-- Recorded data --
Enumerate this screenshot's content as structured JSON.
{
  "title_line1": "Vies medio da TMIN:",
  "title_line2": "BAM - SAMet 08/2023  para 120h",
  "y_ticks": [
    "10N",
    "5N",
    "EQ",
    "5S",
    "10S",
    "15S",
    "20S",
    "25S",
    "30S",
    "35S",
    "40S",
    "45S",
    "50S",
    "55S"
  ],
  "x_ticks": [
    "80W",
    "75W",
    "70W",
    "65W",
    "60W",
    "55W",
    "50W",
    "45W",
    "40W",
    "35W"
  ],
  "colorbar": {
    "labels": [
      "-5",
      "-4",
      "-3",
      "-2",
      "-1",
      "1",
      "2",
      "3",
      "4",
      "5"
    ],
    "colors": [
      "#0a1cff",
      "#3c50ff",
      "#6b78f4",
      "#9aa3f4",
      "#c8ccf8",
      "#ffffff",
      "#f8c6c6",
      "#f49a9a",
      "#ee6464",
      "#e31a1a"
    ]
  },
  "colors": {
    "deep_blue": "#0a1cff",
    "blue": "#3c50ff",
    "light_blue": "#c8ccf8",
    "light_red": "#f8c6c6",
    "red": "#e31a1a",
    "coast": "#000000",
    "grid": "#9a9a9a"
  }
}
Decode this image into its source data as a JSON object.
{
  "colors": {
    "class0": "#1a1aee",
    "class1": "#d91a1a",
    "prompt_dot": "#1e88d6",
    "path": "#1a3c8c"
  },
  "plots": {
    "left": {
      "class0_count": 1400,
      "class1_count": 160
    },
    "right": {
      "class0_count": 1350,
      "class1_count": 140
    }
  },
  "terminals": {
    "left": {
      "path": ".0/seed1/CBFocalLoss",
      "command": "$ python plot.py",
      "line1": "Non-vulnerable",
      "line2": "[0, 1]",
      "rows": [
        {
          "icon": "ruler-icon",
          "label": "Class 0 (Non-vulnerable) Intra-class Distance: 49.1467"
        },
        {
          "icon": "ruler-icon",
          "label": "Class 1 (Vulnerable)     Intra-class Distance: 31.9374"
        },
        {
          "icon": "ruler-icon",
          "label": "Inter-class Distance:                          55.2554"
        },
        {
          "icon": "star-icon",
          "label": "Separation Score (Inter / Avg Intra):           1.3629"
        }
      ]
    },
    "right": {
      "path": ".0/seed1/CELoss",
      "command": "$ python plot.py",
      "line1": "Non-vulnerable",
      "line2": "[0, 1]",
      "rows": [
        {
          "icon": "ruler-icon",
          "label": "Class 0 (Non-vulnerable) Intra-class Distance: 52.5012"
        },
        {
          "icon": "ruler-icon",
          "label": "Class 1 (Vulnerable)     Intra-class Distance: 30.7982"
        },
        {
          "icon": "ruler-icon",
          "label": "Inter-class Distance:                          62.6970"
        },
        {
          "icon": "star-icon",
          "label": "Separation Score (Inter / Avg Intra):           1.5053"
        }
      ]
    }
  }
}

...

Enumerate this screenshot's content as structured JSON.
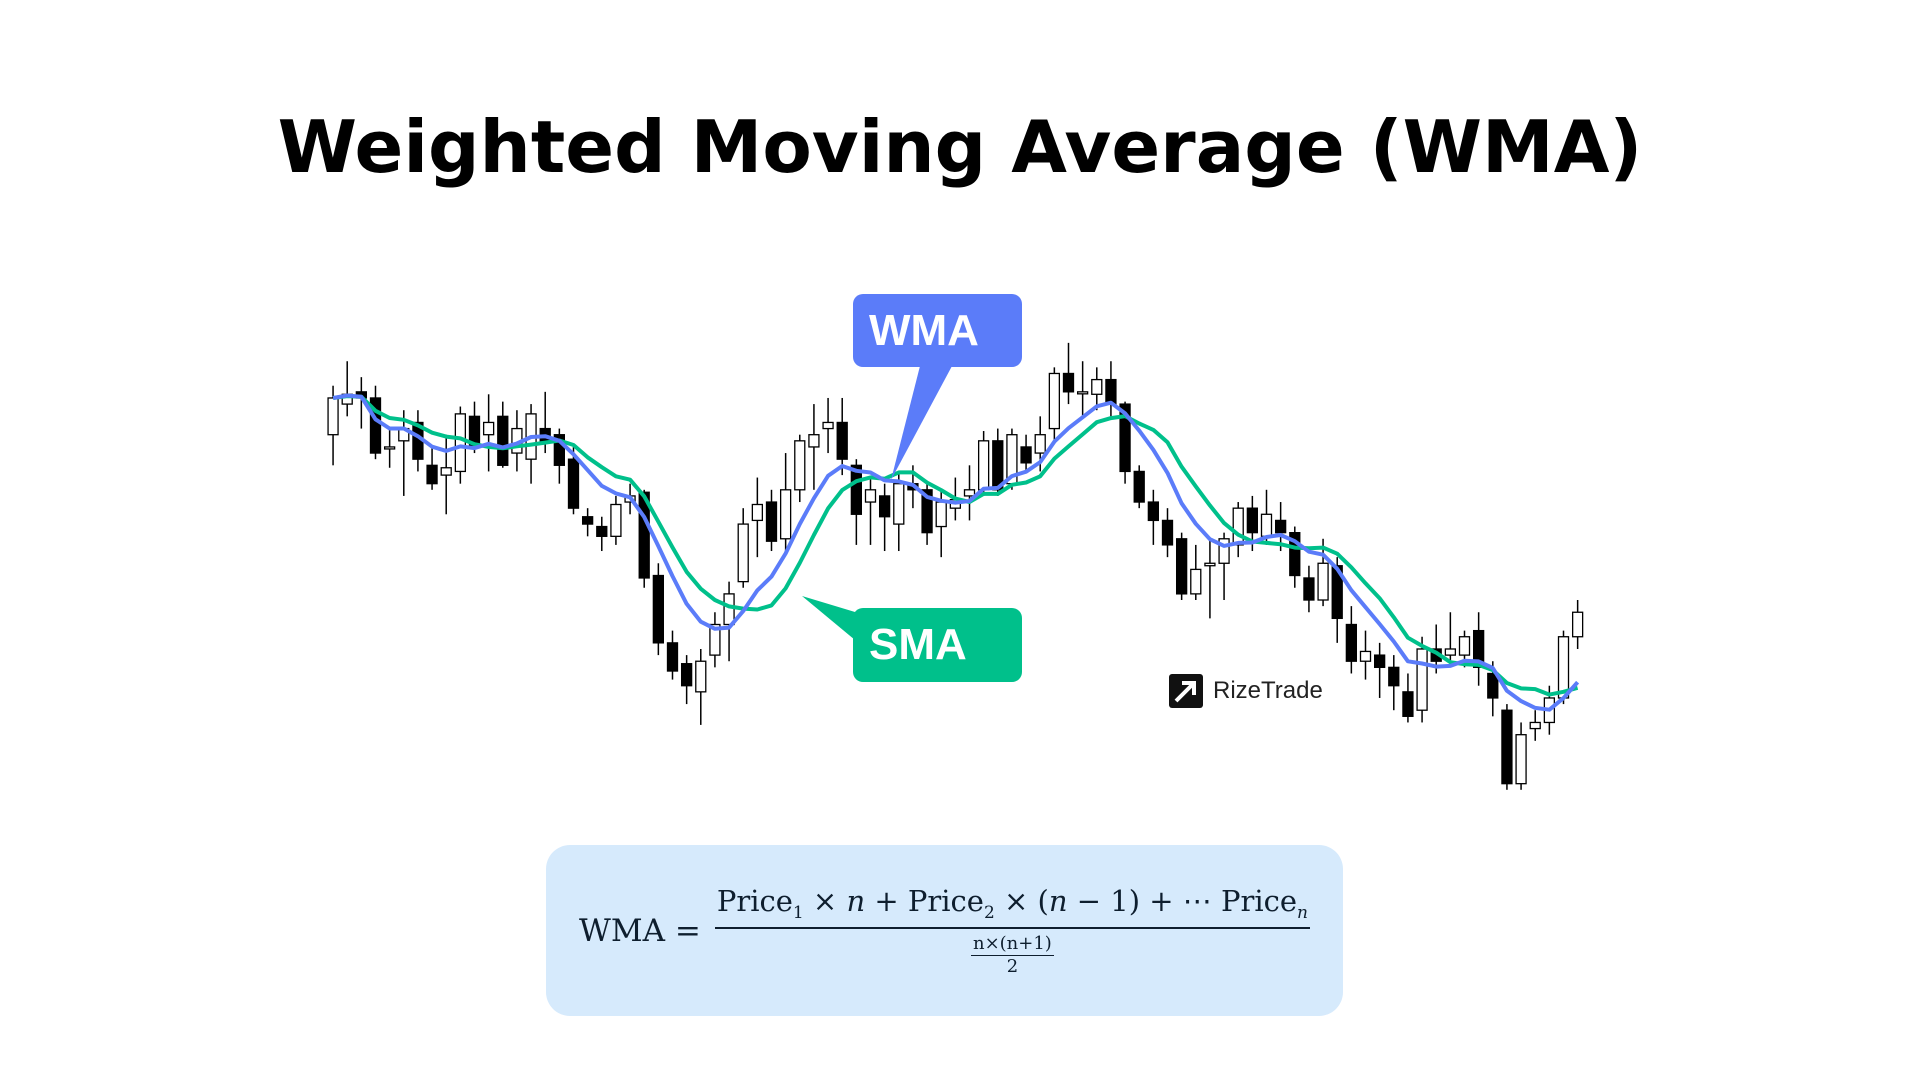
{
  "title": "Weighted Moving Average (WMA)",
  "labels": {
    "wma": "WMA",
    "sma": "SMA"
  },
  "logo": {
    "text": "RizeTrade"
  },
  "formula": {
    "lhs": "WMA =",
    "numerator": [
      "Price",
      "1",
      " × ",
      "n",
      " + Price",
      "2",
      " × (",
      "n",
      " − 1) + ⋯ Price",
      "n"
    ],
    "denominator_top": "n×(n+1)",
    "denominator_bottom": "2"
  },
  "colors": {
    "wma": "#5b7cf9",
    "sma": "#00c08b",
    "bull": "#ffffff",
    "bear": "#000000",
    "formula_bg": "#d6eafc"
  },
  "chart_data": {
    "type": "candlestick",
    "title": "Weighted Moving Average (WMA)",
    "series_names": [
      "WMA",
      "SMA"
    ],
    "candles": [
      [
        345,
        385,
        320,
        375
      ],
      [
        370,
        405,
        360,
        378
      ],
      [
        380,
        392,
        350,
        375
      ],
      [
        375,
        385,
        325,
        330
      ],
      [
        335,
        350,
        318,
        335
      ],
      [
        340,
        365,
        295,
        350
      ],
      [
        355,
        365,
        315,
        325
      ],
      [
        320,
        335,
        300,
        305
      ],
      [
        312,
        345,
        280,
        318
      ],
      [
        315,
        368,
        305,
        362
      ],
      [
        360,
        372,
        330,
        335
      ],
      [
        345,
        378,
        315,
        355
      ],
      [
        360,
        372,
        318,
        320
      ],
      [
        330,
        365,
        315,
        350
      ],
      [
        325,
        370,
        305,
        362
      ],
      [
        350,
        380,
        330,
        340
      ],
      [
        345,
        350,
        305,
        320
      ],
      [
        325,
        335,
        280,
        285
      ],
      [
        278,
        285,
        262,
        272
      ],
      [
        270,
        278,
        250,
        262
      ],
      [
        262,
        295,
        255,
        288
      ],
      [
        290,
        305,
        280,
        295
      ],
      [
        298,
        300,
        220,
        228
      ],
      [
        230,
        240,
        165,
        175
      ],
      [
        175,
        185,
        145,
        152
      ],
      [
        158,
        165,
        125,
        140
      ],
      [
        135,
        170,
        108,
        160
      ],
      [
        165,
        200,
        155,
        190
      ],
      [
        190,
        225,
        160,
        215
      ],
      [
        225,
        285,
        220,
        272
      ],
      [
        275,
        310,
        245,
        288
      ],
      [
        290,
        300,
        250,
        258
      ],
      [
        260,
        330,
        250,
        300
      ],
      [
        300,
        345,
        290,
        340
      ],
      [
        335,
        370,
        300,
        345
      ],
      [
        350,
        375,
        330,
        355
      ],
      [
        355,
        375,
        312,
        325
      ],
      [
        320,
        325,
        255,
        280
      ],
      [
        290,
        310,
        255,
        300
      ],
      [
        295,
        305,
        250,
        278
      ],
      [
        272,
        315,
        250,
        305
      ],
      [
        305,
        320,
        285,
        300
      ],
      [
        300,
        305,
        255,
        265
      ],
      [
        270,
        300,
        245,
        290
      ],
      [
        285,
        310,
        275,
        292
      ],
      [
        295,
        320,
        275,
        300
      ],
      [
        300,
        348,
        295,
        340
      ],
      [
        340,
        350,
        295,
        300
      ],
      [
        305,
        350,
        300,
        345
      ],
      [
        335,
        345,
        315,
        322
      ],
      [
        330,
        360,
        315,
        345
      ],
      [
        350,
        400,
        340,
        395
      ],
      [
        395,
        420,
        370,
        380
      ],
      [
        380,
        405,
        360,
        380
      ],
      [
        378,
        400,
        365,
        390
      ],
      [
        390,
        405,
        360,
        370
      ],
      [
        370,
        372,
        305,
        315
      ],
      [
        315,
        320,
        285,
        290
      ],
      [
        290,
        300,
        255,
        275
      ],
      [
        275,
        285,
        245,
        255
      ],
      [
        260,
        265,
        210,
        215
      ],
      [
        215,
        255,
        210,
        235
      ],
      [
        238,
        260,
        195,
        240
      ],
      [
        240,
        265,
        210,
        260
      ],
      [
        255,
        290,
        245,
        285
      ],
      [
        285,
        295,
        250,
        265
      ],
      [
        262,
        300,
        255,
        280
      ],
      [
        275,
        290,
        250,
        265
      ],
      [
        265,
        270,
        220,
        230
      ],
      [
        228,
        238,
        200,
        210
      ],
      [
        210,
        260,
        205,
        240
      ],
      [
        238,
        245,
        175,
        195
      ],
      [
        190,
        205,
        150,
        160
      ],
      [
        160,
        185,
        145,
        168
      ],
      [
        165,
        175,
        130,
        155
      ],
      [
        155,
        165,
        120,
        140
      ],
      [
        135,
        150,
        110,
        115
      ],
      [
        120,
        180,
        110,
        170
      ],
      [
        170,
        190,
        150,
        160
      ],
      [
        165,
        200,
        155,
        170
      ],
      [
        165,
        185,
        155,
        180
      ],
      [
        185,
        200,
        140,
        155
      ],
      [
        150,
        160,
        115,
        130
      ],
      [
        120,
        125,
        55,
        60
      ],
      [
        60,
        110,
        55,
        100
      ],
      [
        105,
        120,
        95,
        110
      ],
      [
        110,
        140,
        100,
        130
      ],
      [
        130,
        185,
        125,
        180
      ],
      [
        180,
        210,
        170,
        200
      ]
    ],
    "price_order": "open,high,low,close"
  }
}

* * *

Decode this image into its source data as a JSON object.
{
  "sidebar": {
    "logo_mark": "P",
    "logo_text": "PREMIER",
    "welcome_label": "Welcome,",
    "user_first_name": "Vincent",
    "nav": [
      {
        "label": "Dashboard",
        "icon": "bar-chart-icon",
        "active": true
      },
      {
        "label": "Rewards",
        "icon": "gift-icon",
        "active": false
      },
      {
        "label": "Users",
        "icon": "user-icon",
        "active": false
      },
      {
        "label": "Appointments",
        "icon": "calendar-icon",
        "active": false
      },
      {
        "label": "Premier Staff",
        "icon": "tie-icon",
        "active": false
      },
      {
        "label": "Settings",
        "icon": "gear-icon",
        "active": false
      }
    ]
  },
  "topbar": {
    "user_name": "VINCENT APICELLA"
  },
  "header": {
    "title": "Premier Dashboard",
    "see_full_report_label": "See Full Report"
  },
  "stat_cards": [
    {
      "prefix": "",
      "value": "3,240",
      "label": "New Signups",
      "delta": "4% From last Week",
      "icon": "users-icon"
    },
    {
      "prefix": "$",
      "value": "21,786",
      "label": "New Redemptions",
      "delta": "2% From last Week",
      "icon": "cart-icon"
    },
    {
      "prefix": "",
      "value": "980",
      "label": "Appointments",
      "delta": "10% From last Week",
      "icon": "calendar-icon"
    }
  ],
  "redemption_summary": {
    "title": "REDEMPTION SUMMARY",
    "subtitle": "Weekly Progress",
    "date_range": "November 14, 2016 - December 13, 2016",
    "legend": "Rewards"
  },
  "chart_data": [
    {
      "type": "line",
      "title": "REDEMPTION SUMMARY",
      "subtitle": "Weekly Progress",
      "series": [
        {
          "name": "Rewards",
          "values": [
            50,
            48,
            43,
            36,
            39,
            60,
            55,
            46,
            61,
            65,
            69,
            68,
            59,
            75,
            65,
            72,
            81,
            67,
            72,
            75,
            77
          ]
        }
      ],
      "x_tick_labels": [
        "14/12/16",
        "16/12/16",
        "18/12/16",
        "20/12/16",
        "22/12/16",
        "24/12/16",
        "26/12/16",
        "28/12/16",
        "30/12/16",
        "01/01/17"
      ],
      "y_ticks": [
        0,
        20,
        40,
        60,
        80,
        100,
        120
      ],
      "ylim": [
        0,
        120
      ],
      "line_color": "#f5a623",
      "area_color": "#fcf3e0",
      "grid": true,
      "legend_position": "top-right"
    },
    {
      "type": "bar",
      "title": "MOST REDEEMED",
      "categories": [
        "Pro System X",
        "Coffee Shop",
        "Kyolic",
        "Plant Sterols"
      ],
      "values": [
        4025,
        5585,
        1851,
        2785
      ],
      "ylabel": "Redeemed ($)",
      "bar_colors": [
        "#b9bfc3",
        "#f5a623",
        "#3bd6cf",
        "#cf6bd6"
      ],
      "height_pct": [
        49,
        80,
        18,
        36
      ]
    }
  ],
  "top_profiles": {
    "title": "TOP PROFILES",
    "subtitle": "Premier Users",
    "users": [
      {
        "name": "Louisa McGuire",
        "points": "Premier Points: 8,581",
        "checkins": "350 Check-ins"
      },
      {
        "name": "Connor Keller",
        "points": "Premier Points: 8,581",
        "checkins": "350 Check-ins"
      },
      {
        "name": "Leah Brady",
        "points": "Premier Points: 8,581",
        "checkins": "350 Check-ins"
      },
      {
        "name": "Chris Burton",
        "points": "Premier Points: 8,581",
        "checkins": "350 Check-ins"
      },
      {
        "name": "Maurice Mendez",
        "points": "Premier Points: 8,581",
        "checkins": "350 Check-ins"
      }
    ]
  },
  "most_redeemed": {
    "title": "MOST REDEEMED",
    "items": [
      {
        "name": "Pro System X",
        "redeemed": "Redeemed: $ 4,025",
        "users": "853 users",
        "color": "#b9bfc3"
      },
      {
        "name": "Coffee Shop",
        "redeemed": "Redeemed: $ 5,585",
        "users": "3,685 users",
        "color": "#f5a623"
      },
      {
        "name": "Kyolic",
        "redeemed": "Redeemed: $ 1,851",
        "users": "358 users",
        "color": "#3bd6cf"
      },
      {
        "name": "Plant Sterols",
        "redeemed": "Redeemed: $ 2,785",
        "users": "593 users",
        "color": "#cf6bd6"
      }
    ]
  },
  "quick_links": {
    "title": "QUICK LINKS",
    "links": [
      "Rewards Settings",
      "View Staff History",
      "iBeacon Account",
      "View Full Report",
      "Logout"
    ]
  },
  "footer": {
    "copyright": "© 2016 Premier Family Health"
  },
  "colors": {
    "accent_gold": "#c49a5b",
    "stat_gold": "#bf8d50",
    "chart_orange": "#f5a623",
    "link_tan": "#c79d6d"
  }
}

-- GIVEN PROBLEM --
Gather up every line in the data above that contains the word "Distance", copying each one.

-- TASK ANSWER --
          "label": "Class 0 (Non-vulnerable) Intra-class Distance: 49.1467"
          "label": "Class 1 (Vulnerable)     Intra-class Distance: 31.9374"
          "label": "Inter-class Distance:                          55.2554"
          "label": "Class 0 (Non-vulnerable) Intra-class Distance: 52.5012"
          "label": "Class 1 (Vulnerable)     Intra-class Distance: 30.7982"
          "label": "Inter-class Distance:                          62.6970"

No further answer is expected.